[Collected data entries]
===

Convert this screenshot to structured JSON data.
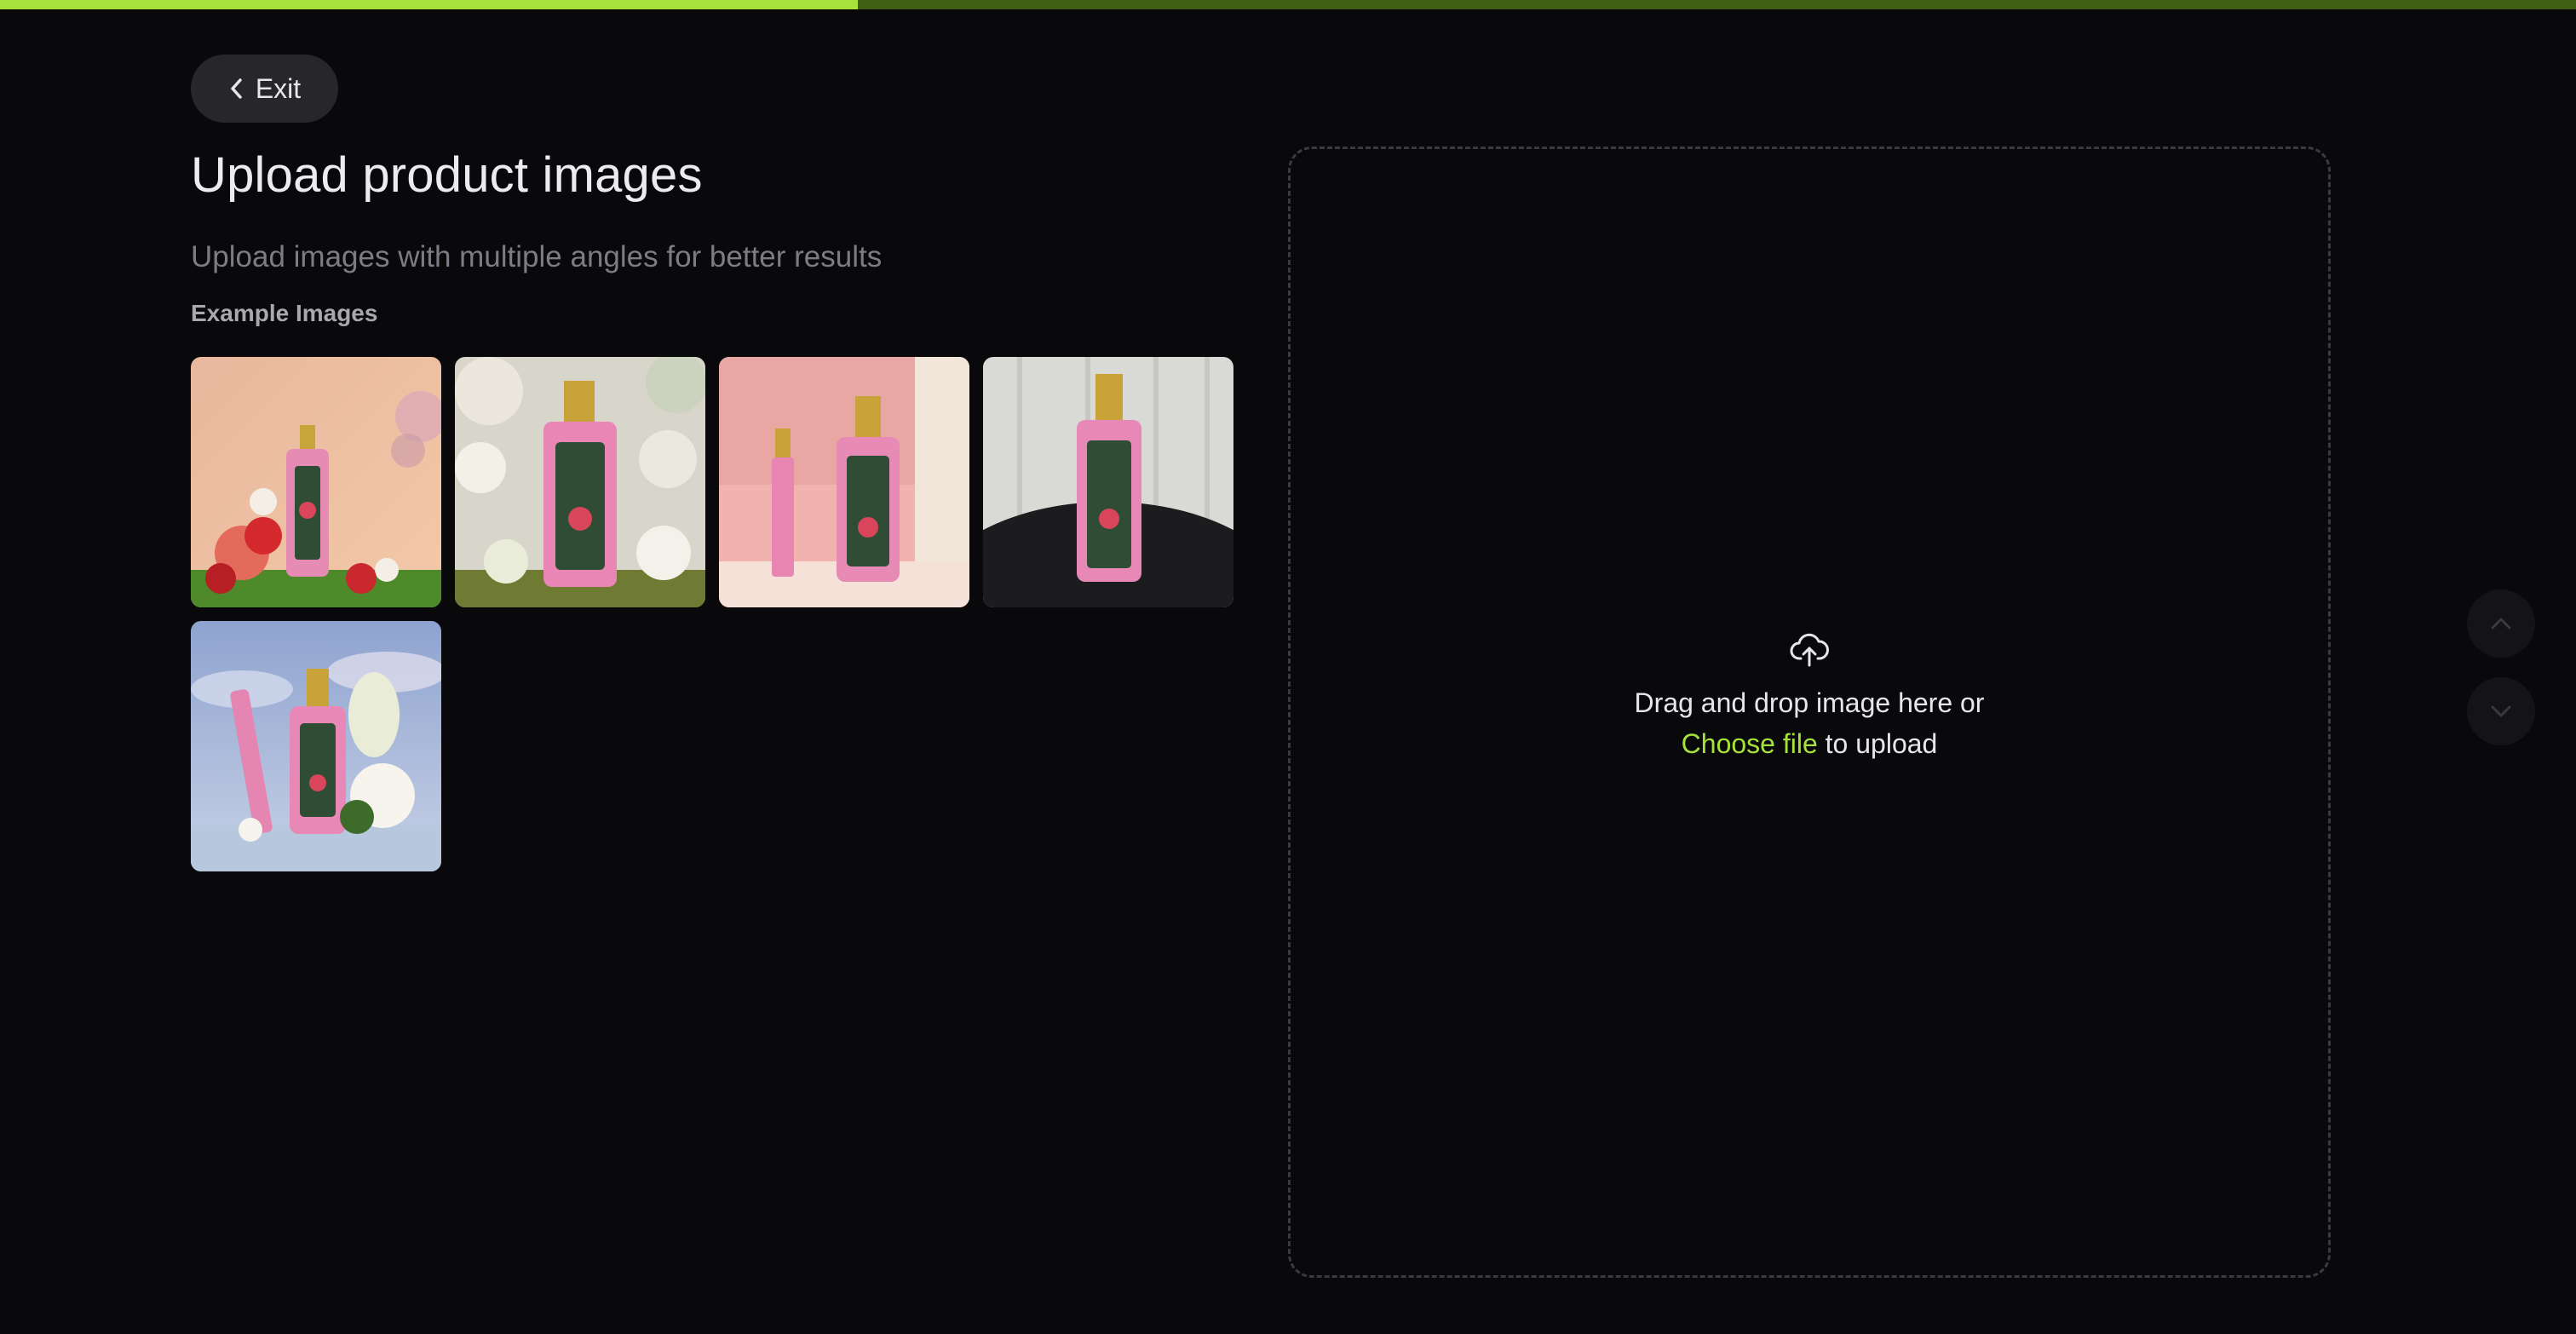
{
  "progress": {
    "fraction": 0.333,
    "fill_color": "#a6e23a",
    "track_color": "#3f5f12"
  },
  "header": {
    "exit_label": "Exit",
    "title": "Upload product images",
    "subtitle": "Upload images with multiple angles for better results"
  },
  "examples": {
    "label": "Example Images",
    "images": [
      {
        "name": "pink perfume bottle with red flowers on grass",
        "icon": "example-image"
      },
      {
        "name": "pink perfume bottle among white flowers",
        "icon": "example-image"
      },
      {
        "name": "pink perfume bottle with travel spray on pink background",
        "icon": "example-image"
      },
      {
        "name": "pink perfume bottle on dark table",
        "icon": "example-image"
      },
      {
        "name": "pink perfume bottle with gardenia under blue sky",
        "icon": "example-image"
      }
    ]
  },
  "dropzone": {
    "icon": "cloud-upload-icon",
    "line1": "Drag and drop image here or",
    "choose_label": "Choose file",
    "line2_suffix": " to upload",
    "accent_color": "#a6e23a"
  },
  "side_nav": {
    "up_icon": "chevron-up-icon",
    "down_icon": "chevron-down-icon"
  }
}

===

Copy out each line word for word, please, skipping the images.

Full response:
Convert this screenshot to structured JSON data.
{
  "progress": {
    "fraction": 0.333,
    "fill_color": "#a6e23a",
    "track_color": "#3f5f12"
  },
  "header": {
    "exit_label": "Exit",
    "title": "Upload product images",
    "subtitle": "Upload images with multiple angles for better results"
  },
  "examples": {
    "label": "Example Images",
    "images": [
      {
        "name": "pink perfume bottle with red flowers on grass",
        "icon": "example-image"
      },
      {
        "name": "pink perfume bottle among white flowers",
        "icon": "example-image"
      },
      {
        "name": "pink perfume bottle with travel spray on pink background",
        "icon": "example-image"
      },
      {
        "name": "pink perfume bottle on dark table",
        "icon": "example-image"
      },
      {
        "name": "pink perfume bottle with gardenia under blue sky",
        "icon": "example-image"
      }
    ]
  },
  "dropzone": {
    "icon": "cloud-upload-icon",
    "line1": "Drag and drop image here or",
    "choose_label": "Choose file",
    "line2_suffix": " to upload",
    "accent_color": "#a6e23a"
  },
  "side_nav": {
    "up_icon": "chevron-up-icon",
    "down_icon": "chevron-down-icon"
  }
}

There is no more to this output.